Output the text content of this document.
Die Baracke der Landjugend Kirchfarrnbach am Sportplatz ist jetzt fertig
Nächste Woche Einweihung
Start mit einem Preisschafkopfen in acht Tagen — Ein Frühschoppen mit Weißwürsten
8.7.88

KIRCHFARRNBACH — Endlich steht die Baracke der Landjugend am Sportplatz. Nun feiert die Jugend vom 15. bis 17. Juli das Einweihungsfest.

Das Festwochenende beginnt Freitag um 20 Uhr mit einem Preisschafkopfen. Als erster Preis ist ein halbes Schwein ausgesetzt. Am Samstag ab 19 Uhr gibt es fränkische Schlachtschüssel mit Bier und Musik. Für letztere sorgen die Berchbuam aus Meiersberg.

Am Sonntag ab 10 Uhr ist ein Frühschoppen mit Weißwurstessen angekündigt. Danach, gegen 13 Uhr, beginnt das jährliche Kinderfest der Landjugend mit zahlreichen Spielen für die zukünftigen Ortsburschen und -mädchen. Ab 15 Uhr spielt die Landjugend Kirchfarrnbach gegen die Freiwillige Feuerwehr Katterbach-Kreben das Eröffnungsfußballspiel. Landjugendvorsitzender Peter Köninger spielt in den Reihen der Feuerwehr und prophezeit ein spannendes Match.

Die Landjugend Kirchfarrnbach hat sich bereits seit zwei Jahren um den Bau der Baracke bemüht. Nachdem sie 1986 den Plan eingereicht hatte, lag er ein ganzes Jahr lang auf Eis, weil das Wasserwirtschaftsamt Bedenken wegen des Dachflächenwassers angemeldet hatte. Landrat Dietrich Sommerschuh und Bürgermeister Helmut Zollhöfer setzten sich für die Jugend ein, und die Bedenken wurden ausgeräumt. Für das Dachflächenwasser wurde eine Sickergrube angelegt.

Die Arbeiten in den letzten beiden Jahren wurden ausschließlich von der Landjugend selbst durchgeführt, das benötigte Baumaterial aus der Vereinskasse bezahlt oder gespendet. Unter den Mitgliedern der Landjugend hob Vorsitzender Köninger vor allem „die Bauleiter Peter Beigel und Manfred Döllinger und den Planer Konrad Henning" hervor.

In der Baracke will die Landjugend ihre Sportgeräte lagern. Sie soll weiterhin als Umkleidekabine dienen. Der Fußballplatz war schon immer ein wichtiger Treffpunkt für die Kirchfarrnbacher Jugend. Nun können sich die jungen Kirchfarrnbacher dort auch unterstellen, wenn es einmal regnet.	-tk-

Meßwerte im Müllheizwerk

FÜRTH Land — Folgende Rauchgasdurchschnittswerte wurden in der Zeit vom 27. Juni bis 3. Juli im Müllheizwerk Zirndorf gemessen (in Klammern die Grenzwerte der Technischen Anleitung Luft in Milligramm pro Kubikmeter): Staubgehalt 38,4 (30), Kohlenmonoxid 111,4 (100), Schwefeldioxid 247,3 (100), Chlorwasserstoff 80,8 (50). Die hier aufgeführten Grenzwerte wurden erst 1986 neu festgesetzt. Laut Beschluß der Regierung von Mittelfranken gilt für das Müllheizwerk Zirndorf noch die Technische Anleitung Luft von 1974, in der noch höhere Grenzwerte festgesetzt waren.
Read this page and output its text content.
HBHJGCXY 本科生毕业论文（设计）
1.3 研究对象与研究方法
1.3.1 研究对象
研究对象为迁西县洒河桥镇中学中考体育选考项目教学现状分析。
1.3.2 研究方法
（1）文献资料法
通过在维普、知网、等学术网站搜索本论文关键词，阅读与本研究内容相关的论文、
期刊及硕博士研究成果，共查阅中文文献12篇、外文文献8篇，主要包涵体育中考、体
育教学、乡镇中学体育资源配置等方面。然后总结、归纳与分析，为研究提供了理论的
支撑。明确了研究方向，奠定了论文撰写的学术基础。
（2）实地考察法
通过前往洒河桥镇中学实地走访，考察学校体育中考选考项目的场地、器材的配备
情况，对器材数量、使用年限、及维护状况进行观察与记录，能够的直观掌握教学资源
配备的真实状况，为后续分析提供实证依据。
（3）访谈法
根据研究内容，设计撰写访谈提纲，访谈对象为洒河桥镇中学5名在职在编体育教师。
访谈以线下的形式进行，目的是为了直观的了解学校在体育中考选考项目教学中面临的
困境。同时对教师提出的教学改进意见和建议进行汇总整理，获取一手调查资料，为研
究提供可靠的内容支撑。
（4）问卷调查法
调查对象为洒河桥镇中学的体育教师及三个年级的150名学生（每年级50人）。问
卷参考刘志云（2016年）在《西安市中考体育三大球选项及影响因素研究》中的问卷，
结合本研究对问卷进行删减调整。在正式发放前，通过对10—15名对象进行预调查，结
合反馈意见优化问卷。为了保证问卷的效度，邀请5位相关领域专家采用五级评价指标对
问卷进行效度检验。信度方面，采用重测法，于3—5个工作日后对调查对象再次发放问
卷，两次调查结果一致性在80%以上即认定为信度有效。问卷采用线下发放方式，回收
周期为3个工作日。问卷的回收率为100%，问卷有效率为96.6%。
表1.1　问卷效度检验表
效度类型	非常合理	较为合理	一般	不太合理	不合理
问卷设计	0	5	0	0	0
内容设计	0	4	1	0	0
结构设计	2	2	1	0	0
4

---

The task »
From the line holding "Read this page and output its text content." down to the final line above, quote every line exactly and only those lines.

Reply to the task »
Read this page and output its text content.
HBHJGCXY 本科生毕业论文（设计）
1.3 研究对象与研究方法
1.3.1 研究对象
研究对象为迁西县洒河桥镇中学中考体育选考项目教学现状分析。
1.3.2 研究方法
（1）文献资料法
通过在维普、知网、等学术网站搜索本论文关键词，阅读与本研究内容相关的论文、
期刊及硕博士研究成果，共查阅中文文献12篇、外文文献8篇，主要包涵体育中考、体
育教学、乡镇中学体育资源配置等方面。然后总结、归纳与分析，为研究提供了理论的
支撑。明确了研究方向，奠定了论文撰写的学术基础。
（2）实地考察法
通过前往洒河桥镇中学实地走访，考察学校体育中考选考项目的场地、器材的配备
情况，对器材数量、使用年限、及维护状况进行观察与记录，能够的直观掌握教学资源
配备的真实状况，为后续分析提供实证依据。
（3）访谈法
根据研究内容，设计撰写访谈提纲，访谈对象为洒河桥镇中学5名在职在编体育教师。
访谈以线下的形式进行，目的是为了直观的了解学校在体育中考选考项目教学中面临的
困境。同时对教师提出的教学改进意见和建议进行汇总整理，获取一手调查资料，为研
究提供可靠的内容支撑。
（4）问卷调查法
调查对象为洒河桥镇中学的体育教师及三个年级的150名学生（每年级50人）。问
卷参考刘志云（2016年）在《西安市中考体育三大球选项及影响因素研究》中的问卷，
结合本研究对问卷进行删减调整。在正式发放前，通过对10—15名对象进行预调查，结
合反馈意见优化问卷。为了保证问卷的效度，邀请5位相关领域专家采用五级评价指标对
问卷进行效度检验。信度方面，采用重测法，于3—5个工作日后对调查对象再次发放问
卷，两次调查结果一致性在80%以上即认定为信度有效。问卷采用线下发放方式，回收
周期为3个工作日。问卷的回收率为100%，问卷有效率为96.6%。
表1.1　问卷效度检验表
效度类型	非常合理	较为合理	一般	不太合理	不合理
问卷设计	0	5	0	0	0
内容设计	0	4	1	0	0
结构设计	2	2	1	0	0
4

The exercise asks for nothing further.